Data items
:::::
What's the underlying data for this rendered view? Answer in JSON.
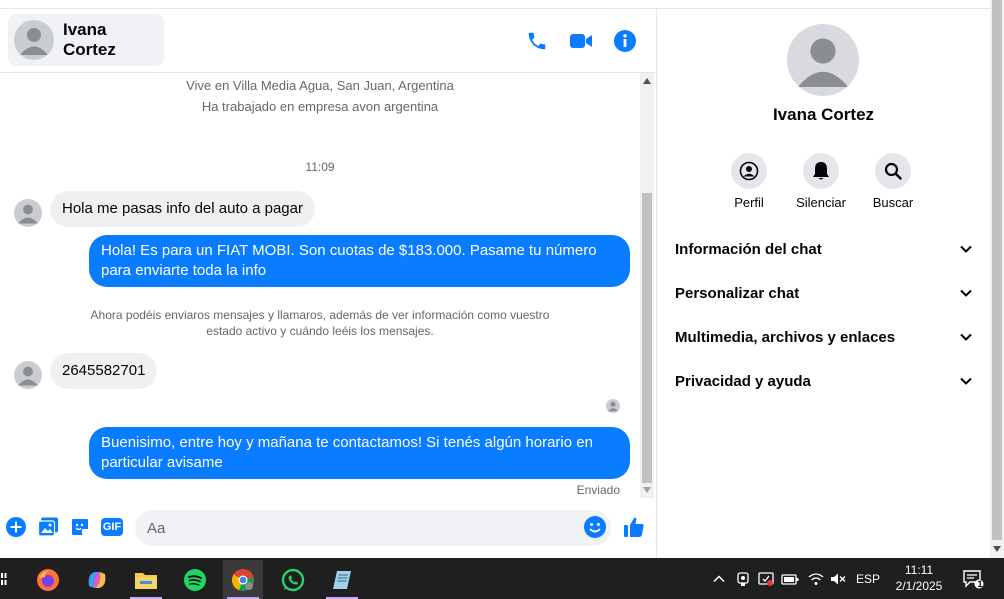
{
  "header": {
    "contact_name": "Ivana Cortez"
  },
  "messages": {
    "info_location": "Vive en Villa Media Agua, San Juan, Argentina",
    "info_work": "Ha trabajado en empresa avon argentina",
    "timestamp": "11:09",
    "msg1": "Hola me pasas info del auto a pagar",
    "msg2": "Hola! Es para un FIAT MOBI. Son cuotas de $183.000. Pasame tu número para enviarte toda la info",
    "system_note": "Ahora podéis enviaros mensajes y llamaros, además de ver información como vuestro estado activo y cuándo leéis los mensajes.",
    "msg3": "2645582701",
    "msg4": "Buenisimo, entre hoy y mañana te contactamos! Si tenés algún horario en particular avisame",
    "status": "Enviado"
  },
  "composer": {
    "placeholder": "Aa",
    "gif_label": "GIF"
  },
  "right_panel": {
    "name": "Ivana Cortez",
    "actions": [
      {
        "label": "Perfil"
      },
      {
        "label": "Silenciar"
      },
      {
        "label": "Buscar"
      }
    ],
    "sections": [
      {
        "label": "Información del chat"
      },
      {
        "label": "Personalizar chat"
      },
      {
        "label": "Multimedia, archivos y enlaces"
      },
      {
        "label": "Privacidad y ayuda"
      }
    ]
  },
  "taskbar": {
    "language": "ESP",
    "time": "11:11",
    "date": "2/1/2025",
    "notification_count": "1"
  },
  "colors": {
    "accent": "#0a7cff",
    "bubble_in": "#f0f0f0"
  }
}
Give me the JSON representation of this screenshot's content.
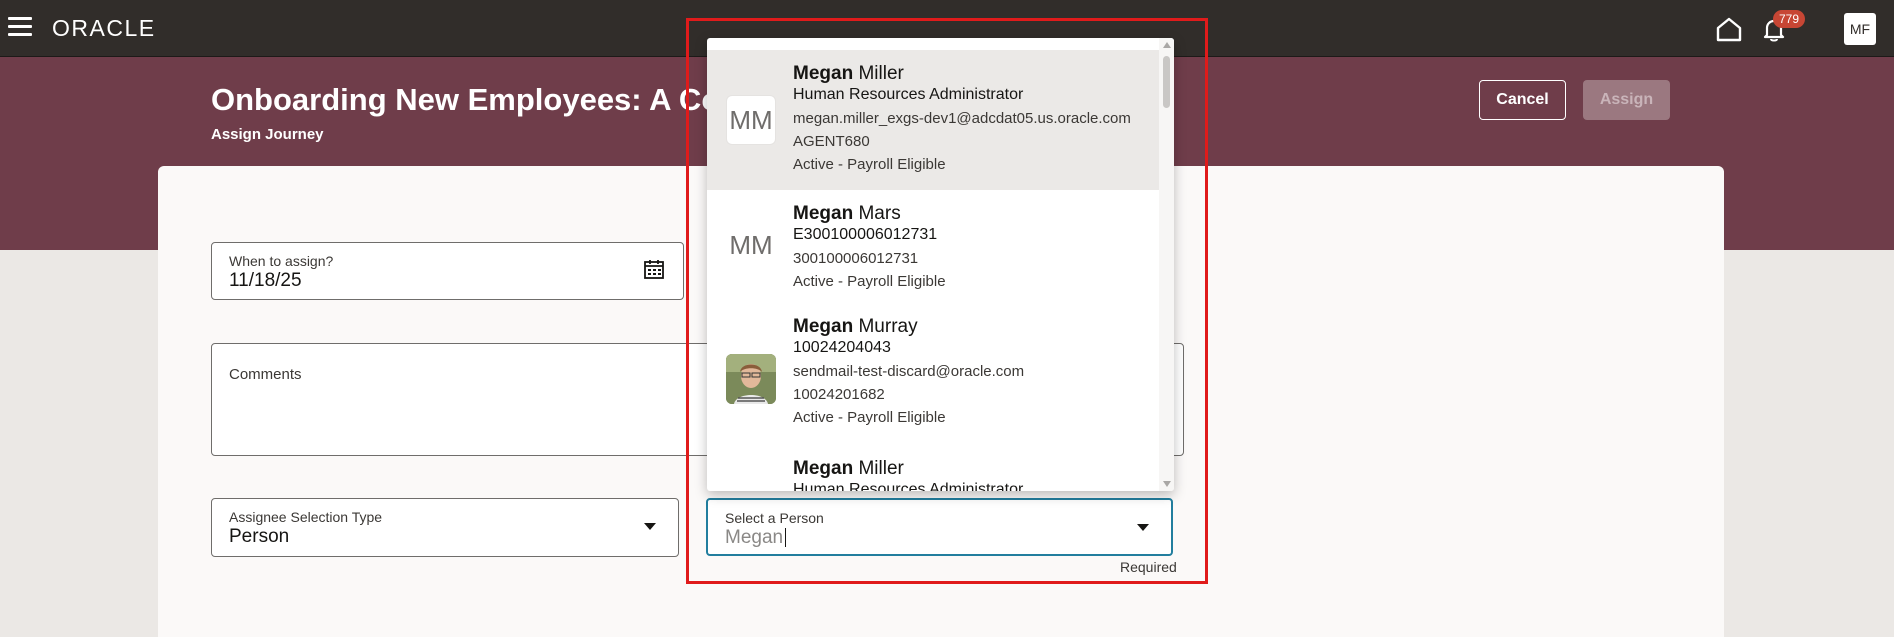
{
  "topbar": {
    "logo": "ORACLE",
    "notifications_count": "779",
    "user_initials": "MF"
  },
  "header": {
    "title": "Onboarding New Employees: A Co",
    "subtitle": "Assign Journey",
    "cancel_label": "Cancel",
    "assign_label": "Assign"
  },
  "form": {
    "when": {
      "label": "When to assign?",
      "value": "11/18/25"
    },
    "comments": {
      "label": "Comments",
      "value": ""
    },
    "assignee_type": {
      "label": "Assignee Selection Type",
      "value": "Person"
    },
    "select_person": {
      "label": "Select a Person",
      "value": "Megan",
      "required_text": "Required"
    }
  },
  "dropdown": {
    "items": [
      {
        "initials": "MM",
        "first": "Megan",
        "last": "Miller",
        "line1": "Human Resources Administrator",
        "line2": "megan.miller_exgs-dev1@adcdat05.us.oracle.com",
        "line3": "AGENT680",
        "line4": "Active - Payroll Eligible"
      },
      {
        "initials": "MM",
        "first": "Megan",
        "last": "Mars",
        "line1": "E300100006012731",
        "line2": "300100006012731",
        "line3": "Active - Payroll Eligible"
      },
      {
        "first": "Megan",
        "last": "Murray",
        "line1": "10024204043",
        "line2": "sendmail-test-discard@oracle.com",
        "line3": "10024201682",
        "line4": "Active - Payroll Eligible"
      },
      {
        "first": "Megan",
        "last": "Miller",
        "line1": "Human Resources Administrator"
      }
    ]
  }
}
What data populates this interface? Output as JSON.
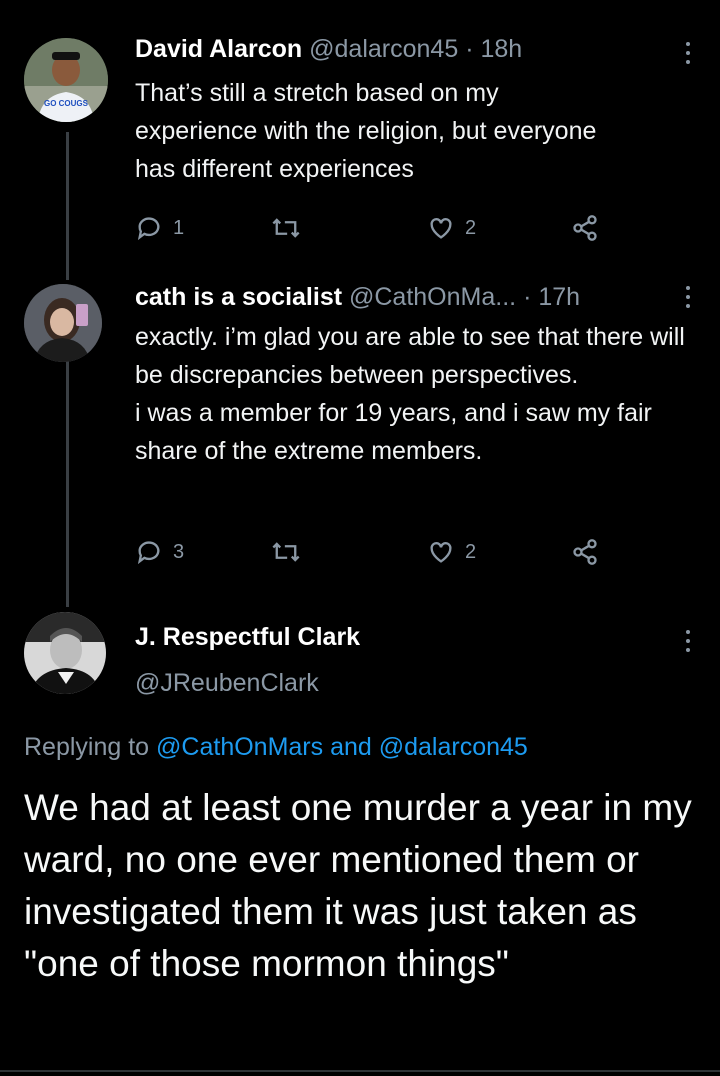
{
  "tweets": [
    {
      "name": "David Alarcon",
      "handle": "@dalarcon45",
      "separator": "·",
      "time": "18h",
      "text": "That’s still a stretch based on my experience with the religion, but everyone has different experiences",
      "replies": "1",
      "likes": "2",
      "avatar_text": "GO COUGS"
    },
    {
      "name": "cath is a socialist",
      "handle": "@CathOnMa...",
      "separator": "·",
      "time": "17h",
      "text_line1": "exactly. i’m glad you are able to see that there will be discrepancies between perspectives.",
      "text_line2": "i was a member for 19 years, and i saw my fair share of the extreme members.",
      "replies": "3",
      "likes": "2"
    }
  ],
  "focus_tweet": {
    "name": "J. Respectful Clark",
    "handle": "@JReubenClark",
    "replying_prefix": "Replying to",
    "reply_to_1": "@CathOnMars",
    "reply_and": "and",
    "reply_to_2": "@dalarcon45",
    "text": "We had at least one murder a year in my ward, no one ever mentioned them or investigated them it was just taken as \"one of those mormon things\""
  },
  "icons": [
    "reply-icon",
    "retweet-icon",
    "like-icon",
    "share-icon",
    "more-icon"
  ],
  "colors": {
    "background": "#000000",
    "secondary_text": "#8b98a5",
    "link": "#1d9bf0",
    "thread_line": "#3a3f44"
  }
}
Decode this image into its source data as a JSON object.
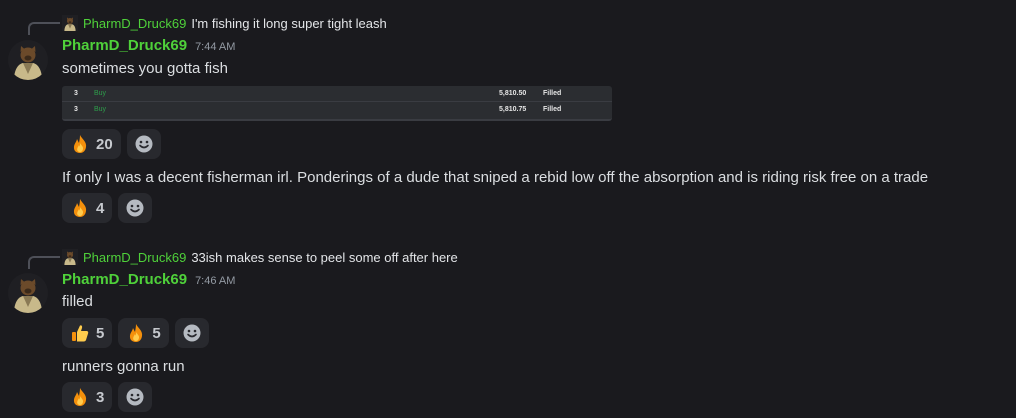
{
  "messages": [
    {
      "reply": {
        "username": "PharmD_Druck69",
        "text": "I'm fishing it long super tight leash"
      },
      "username": "PharmD_Druck69",
      "timestamp": "7:44 AM",
      "body": [
        {
          "text": "sometimes you gotta fish",
          "reactions": [
            {
              "emoji": "fire",
              "count": "20"
            }
          ]
        },
        {
          "text": "If only I was a decent fisherman irl. Ponderings of a dude that sniped a rebid low off the absorption and is riding risk free on a trade",
          "reactions": [
            {
              "emoji": "fire",
              "count": "4"
            }
          ]
        }
      ],
      "trade_table": [
        {
          "qty": "3",
          "side": "Buy",
          "price": "5,810.50",
          "status": "Filled"
        },
        {
          "qty": "3",
          "side": "Buy",
          "price": "5,810.75",
          "status": "Filled"
        }
      ]
    },
    {
      "reply": {
        "username": "PharmD_Druck69",
        "text": "33ish makes sense to peel some off after here"
      },
      "username": "PharmD_Druck69",
      "timestamp": "7:46 AM",
      "body": [
        {
          "text": "filled",
          "reactions": [
            {
              "emoji": "thumbs-up",
              "count": "5"
            },
            {
              "emoji": "fire",
              "count": "5"
            }
          ]
        },
        {
          "text": "runners gonna run",
          "reactions": [
            {
              "emoji": "fire",
              "count": "3"
            }
          ]
        }
      ]
    }
  ],
  "colors": {
    "username": "#4fd13a",
    "background": "#1a1a1e",
    "reaction_bg": "#28292e",
    "buy": "#2e9e4b"
  }
}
:::::
▸ Work required
Out of the preceding entries, pull every line containing the string "value".

▸ Exercise output
      "value": "11/18/25"
      "value": ""
      "value": "Person"
      "value": "Megan",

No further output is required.